Return each entry exactly, with none missing.

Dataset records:
········

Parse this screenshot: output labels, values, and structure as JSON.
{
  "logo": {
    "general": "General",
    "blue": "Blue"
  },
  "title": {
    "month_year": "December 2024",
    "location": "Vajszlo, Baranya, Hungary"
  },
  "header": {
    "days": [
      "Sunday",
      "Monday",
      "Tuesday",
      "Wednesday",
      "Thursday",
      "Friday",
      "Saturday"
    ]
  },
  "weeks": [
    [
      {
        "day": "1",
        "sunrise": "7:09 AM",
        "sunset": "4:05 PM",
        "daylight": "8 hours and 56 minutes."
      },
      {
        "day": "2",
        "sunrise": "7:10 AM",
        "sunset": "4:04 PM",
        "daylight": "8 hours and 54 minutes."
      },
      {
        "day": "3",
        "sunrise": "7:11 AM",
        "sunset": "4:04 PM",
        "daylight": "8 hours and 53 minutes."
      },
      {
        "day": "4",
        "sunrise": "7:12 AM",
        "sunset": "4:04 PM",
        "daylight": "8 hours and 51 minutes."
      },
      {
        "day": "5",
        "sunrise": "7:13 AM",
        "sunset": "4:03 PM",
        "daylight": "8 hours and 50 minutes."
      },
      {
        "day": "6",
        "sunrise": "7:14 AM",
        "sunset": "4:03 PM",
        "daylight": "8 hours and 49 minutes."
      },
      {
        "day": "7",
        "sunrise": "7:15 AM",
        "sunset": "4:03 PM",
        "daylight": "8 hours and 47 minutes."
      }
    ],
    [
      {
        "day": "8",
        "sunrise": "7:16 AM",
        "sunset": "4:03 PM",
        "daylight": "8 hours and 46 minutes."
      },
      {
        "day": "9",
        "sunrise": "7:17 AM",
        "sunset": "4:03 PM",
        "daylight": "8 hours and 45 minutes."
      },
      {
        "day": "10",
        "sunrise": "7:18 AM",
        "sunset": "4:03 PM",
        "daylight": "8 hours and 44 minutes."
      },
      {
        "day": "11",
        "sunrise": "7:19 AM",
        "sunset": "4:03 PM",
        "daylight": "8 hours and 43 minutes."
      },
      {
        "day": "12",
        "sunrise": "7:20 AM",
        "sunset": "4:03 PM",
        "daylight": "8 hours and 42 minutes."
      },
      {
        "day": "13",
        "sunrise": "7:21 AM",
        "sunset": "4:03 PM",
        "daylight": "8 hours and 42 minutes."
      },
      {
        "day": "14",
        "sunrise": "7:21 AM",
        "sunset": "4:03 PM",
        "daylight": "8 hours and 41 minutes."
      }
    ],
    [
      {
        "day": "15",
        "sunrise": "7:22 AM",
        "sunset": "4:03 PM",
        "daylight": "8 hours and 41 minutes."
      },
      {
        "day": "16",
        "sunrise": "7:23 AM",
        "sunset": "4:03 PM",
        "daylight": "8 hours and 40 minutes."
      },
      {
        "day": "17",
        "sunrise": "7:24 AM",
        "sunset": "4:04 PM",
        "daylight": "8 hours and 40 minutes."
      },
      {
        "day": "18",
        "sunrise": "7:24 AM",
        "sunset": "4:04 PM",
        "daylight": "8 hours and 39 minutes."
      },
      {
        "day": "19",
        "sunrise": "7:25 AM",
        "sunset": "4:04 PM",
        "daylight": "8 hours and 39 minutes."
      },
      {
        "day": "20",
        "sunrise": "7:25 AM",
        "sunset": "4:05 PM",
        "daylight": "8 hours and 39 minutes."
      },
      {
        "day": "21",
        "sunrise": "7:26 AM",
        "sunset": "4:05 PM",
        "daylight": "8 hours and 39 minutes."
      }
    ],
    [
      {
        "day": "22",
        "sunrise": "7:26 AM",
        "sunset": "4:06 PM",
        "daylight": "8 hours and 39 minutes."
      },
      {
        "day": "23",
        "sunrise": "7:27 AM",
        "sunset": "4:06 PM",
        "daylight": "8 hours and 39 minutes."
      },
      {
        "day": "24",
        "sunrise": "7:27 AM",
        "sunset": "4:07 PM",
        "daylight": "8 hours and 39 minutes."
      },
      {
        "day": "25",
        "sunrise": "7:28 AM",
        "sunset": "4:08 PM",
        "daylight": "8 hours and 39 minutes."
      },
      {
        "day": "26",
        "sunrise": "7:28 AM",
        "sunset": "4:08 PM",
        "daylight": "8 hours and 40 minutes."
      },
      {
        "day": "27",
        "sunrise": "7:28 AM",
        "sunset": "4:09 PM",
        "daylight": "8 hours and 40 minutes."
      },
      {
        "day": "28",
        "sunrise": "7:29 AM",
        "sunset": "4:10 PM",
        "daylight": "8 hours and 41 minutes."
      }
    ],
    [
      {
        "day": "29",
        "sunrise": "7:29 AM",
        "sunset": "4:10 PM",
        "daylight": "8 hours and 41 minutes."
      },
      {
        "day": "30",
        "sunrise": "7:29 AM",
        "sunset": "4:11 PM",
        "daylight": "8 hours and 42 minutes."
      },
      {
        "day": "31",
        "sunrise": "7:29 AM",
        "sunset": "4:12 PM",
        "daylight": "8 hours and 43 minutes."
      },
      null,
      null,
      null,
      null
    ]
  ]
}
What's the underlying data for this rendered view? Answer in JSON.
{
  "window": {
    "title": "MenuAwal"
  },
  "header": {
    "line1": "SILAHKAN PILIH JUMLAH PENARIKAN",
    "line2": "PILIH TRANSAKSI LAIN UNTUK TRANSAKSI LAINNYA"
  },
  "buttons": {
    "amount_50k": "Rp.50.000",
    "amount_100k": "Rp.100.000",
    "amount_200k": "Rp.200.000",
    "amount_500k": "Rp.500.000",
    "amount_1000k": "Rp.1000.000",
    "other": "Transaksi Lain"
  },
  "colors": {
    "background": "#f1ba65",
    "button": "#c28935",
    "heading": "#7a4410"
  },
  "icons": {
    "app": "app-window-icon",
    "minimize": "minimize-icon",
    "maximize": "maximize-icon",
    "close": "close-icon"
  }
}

········

> **THE COMPLETED TASK**
Parse this screenshot: output labels, values, and structure as JSON.
{
  "logo": {
    "general": "General",
    "blue": "Blue"
  },
  "title": {
    "month_year": "December 2024",
    "location": "Vajszlo, Baranya, Hungary"
  },
  "header": {
    "days": [
      "Sunday",
      "Monday",
      "Tuesday",
      "Wednesday",
      "Thursday",
      "Friday",
      "Saturday"
    ]
  },
  "weeks": [
    [
      {
        "day": "1",
        "sunrise": "7:09 AM",
        "sunset": "4:05 PM",
        "daylight": "8 hours and 56 minutes."
      },
      {
        "day": "2",
        "sunrise": "7:10 AM",
        "sunset": "4:04 PM",
        "daylight": "8 hours and 54 minutes."
      },
      {
        "day": "3",
        "sunrise": "7:11 AM",
        "sunset": "4:04 PM",
        "daylight": "8 hours and 53 minutes."
      },
      {
        "day": "4",
        "sunrise": "7:12 AM",
        "sunset": "4:04 PM",
        "daylight": "8 hours and 51 minutes."
      },
      {
        "day": "5",
        "sunrise": "7:13 AM",
        "sunset": "4:03 PM",
        "daylight": "8 hours and 50 minutes."
      },
      {
        "day": "6",
        "sunrise": "7:14 AM",
        "sunset": "4:03 PM",
        "daylight": "8 hours and 49 minutes."
      },
      {
        "day": "7",
        "sunrise": "7:15 AM",
        "sunset": "4:03 PM",
        "daylight": "8 hours and 47 minutes."
      }
    ],
    [
      {
        "day": "8",
        "sunrise": "7:16 AM",
        "sunset": "4:03 PM",
        "daylight": "8 hours and 46 minutes."
      },
      {
        "day": "9",
        "sunrise": "7:17 AM",
        "sunset": "4:03 PM",
        "daylight": "8 hours and 45 minutes."
      },
      {
        "day": "10",
        "sunrise": "7:18 AM",
        "sunset": "4:03 PM",
        "daylight": "8 hours and 44 minutes."
      },
      {
        "day": "11",
        "sunrise": "7:19 AM",
        "sunset": "4:03 PM",
        "daylight": "8 hours and 43 minutes."
      },
      {
        "day": "12",
        "sunrise": "7:20 AM",
        "sunset": "4:03 PM",
        "daylight": "8 hours and 42 minutes."
      },
      {
        "day": "13",
        "sunrise": "7:21 AM",
        "sunset": "4:03 PM",
        "daylight": "8 hours and 42 minutes."
      },
      {
        "day": "14",
        "sunrise": "7:21 AM",
        "sunset": "4:03 PM",
        "daylight": "8 hours and 41 minutes."
      }
    ],
    [
      {
        "day": "15",
        "sunrise": "7:22 AM",
        "sunset": "4:03 PM",
        "daylight": "8 hours and 41 minutes."
      },
      {
        "day": "16",
        "sunrise": "7:23 AM",
        "sunset": "4:03 PM",
        "daylight": "8 hours and 40 minutes."
      },
      {
        "day": "17",
        "sunrise": "7:24 AM",
        "sunset": "4:04 PM",
        "daylight": "8 hours and 40 minutes."
      },
      {
        "day": "18",
        "sunrise": "7:24 AM",
        "sunset": "4:04 PM",
        "daylight": "8 hours and 39 minutes."
      },
      {
        "day": "19",
        "sunrise": "7:25 AM",
        "sunset": "4:04 PM",
        "daylight": "8 hours and 39 minutes."
      },
      {
        "day": "20",
        "sunrise": "7:25 AM",
        "sunset": "4:05 PM",
        "daylight": "8 hours and 39 minutes."
      },
      {
        "day": "21",
        "sunrise": "7:26 AM",
        "sunset": "4:05 PM",
        "daylight": "8 hours and 39 minutes."
      }
    ],
    [
      {
        "day": "22",
        "sunrise": "7:26 AM",
        "sunset": "4:06 PM",
        "daylight": "8 hours and 39 minutes."
      },
      {
        "day": "23",
        "sunrise": "7:27 AM",
        "sunset": "4:06 PM",
        "daylight": "8 hours and 39 minutes."
      },
      {
        "day": "24",
        "sunrise": "7:27 AM",
        "sunset": "4:07 PM",
        "daylight": "8 hours and 39 minutes."
      },
      {
        "day": "25",
        "sunrise": "7:28 AM",
        "sunset": "4:08 PM",
        "daylight": "8 hours and 39 minutes."
      },
      {
        "day": "26",
        "sunrise": "7:28 AM",
        "sunset": "4:08 PM",
        "daylight": "8 hours and 40 minutes."
      },
      {
        "day": "27",
        "sunrise": "7:28 AM",
        "sunset": "4:09 PM",
        "daylight": "8 hours and 40 minutes."
      },
      {
        "day": "28",
        "sunrise": "7:29 AM",
        "sunset": "4:10 PM",
        "daylight": "8 hours and 41 minutes."
      }
    ],
    [
      {
        "day": "29",
        "sunrise": "7:29 AM",
        "sunset": "4:10 PM",
        "daylight": "8 hours and 41 minutes."
      },
      {
        "day": "30",
        "sunrise": "7:29 AM",
        "sunset": "4:11 PM",
        "daylight": "8 hours and 42 minutes."
      },
      {
        "day": "31",
        "sunrise": "7:29 AM",
        "sunset": "4:12 PM",
        "daylight": "8 hours and 43 minutes."
      },
      null,
      null,
      null,
      null
    ]
  ]
}
What's the underlying data for this rendered view? Answer in JSON.
{
  "window": {
    "title": "MenuAwal"
  },
  "header": {
    "line1": "SILAHKAN PILIH JUMLAH PENARIKAN",
    "line2": "PILIH TRANSAKSI LAIN UNTUK TRANSAKSI LAINNYA"
  },
  "buttons": {
    "amount_50k": "Rp.50.000",
    "amount_100k": "Rp.100.000",
    "amount_200k": "Rp.200.000",
    "amount_500k": "Rp.500.000",
    "amount_1000k": "Rp.1000.000",
    "other": "Transaksi Lain"
  },
  "colors": {
    "background": "#f1ba65",
    "button": "#c28935",
    "heading": "#7a4410"
  },
  "icons": {
    "app": "app-window-icon",
    "minimize": "minimize-icon",
    "maximize": "maximize-icon",
    "close": "close-icon"
  }
}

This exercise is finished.